(Set exercise) Will you transcribe all the entries word for word, skipping the pictures they hold?

(Records for processing)
+--

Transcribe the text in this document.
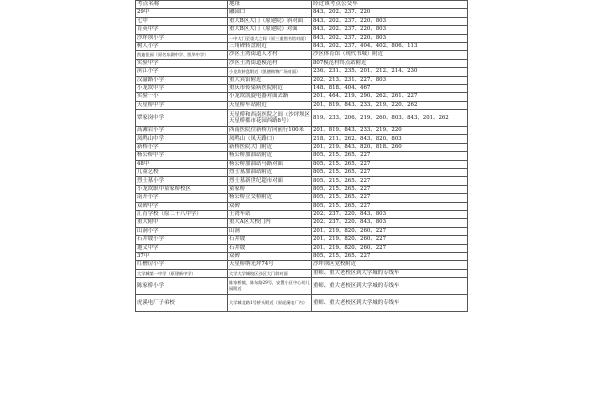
考点名称	地址	经过该考点公交车
29中	融园口	843、202、237、220
七中	重大B区大门（原建院）斜对面	843、202、237、220、803
育英中学	重大B区大门（原建院）对面	843、202、237、220、803
沙坪坝小学	一中大门至重大之间（原三重图书馆对面）	843、202、237、220、803
树人小学	三角碑转盘附近	843、202、237、404、402、806、113
凯迪佳园（原名东湖中学、凯华中学）	沙区土湾街道人才村	沙区体育馆（现代书城）附近
实验中学	沙区土湾街道模范村	807模范村终点站附近
滨江小学	小龙坎转盘附近（凯德购物广场对面）	236、231、235、201、212、214、230
汉渝路小学	重大宾馆附近	202、213、231、227、803
小龙坎中学	重庆市传染病医院附近	148、818、404、467
实验一小	小龙坎凯旋电器对面去路	201、464、219、290、262、261、227
天星桥中学	天星桥车站附近	201、819、843、233、219、220、262
覃家岗中学	天星桥和西南医院之间（沙坪坝区天星桥都市花园西路8号）	819、233、206、219、260、803、843、201、262
高滩岩小学	西南医院往新桥方向前行100米	201、819、843、233、219、220
凤鸣山中学	凤鸣山（凤天路口）	218、211、262、843、820、803
新桥小学	新桥医院大门附近	201、219、843、820、818、260
杨公桥中学	杨公桥加油站附近	805、215、265、227
48中	杨公桥加油站马路对面	805、215、265、227
儿童艺校	烈士墓加油站附近	805、215、265、227
烈士墓小学	烈士墓新世纪超市对面	805、215、265、227
小龙坎职中童家桥校区	童家桥	805、215、265、227
南开小学	杨公桥立交桥附近	805、215、265、227
双碑中学	双碑	805、215、265、227
汇育学校（原二十八中学）	土湾车站	202、237、220、843、803
重大附中	重大A区大校门内	202、237、220、843、803
山洞小学	山洞	201、219、820、260、227
石井坡小学	石井坡	201、219、820、260、227
遵义中学	石井坡	201、219、820、260、227
37中	双碑	805、215、265、227
红槽房小学	天星桥纳光坪74号	沙坪坝区党校附近
大学城第一中学（原建新中学）	大学大学城校区沙区大门斜对面	重师、重大老校区到大学城的专线车
陈家桥小学	陈家桥镇，陈东路29号，安置小区中心幼儿园附近	重师、重大老校区到大学城的专线车
虎溪电厂子弟校	大学城北路1号桥头附近（原虎溪电厂内）	重师、重大老校区到大学城的专线车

+--

(Complete answer)
Transcribe the text in this document.
考点名称	地址	经过该考点公交车
29中	融园口	843、202、237、220
七中	重大B区大门（原建院）斜对面	843、202、237、220、803
育英中学	重大B区大门（原建院）对面	843、202、237、220、803
沙坪坝小学	一中大门至重大之间（原三重图书馆对面）	843、202、237、220、803
树人小学	三角碑转盘附近	843、202、237、404、402、806、113
凯迪佳园（原名东湖中学、凯华中学）	沙区土湾街道人才村	沙区体育馆（现代书城）附近
实验中学	沙区土湾街道模范村	807模范村终点站附近
滨江小学	小龙坎转盘附近（凯德购物广场对面）	236、231、235、201、212、214、230
汉渝路小学	重大宾馆附近	202、213、231、227、803
小龙坎中学	重庆市传染病医院附近	148、818、404、467
实验一小	小龙坎凯旋电器对面去路	201、464、219、290、262、261、227
天星桥中学	天星桥车站附近	201、819、843、233、219、220、262
覃家岗中学	天星桥和西南医院之间（沙坪坝区天星桥都市花园西路8号）	819、233、206、219、260、803、843、201、262
高滩岩小学	西南医院往新桥方向前行100米	201、819、843、233、219、220
凤鸣山中学	凤鸣山（凤天路口）	218、211、262、843、820、803
新桥小学	新桥医院大门附近	201、219、843、820、818、260
杨公桥中学	杨公桥加油站附近	805、215、265、227
48中	杨公桥加油站马路对面	805、215、265、227
儿童艺校	烈士墓加油站附近	805、215、265、227
烈士墓小学	烈士墓新世纪超市对面	805、215、265、227
小龙坎职中童家桥校区	童家桥	805、215、265、227
南开小学	杨公桥立交桥附近	805、215、265、227
双碑中学	双碑	805、215、265、227
汇育学校（原二十八中学）	土湾车站	202、237、220、843、803
重大附中	重大A区大校门内	202、237、220、843、803
山洞小学	山洞	201、219、820、260、227
石井坡小学	石井坡	201、219、820、260、227
遵义中学	石井坡	201、219、820、260、227
37中	双碑	805、215、265、227
红槽房小学	天星桥纳光坪74号	沙坪坝区党校附近
大学城第一中学（原建新中学）	大学大学城校区沙区大门斜对面	重师、重大老校区到大学城的专线车
陈家桥小学	陈家桥镇，陈东路29号，安置小区中心幼儿园附近	重师、重大老校区到大学城的专线车
虎溪电厂子弟校	大学城北路1号桥头附近（原虎溪电厂内）	重师、重大老校区到大学城的专线车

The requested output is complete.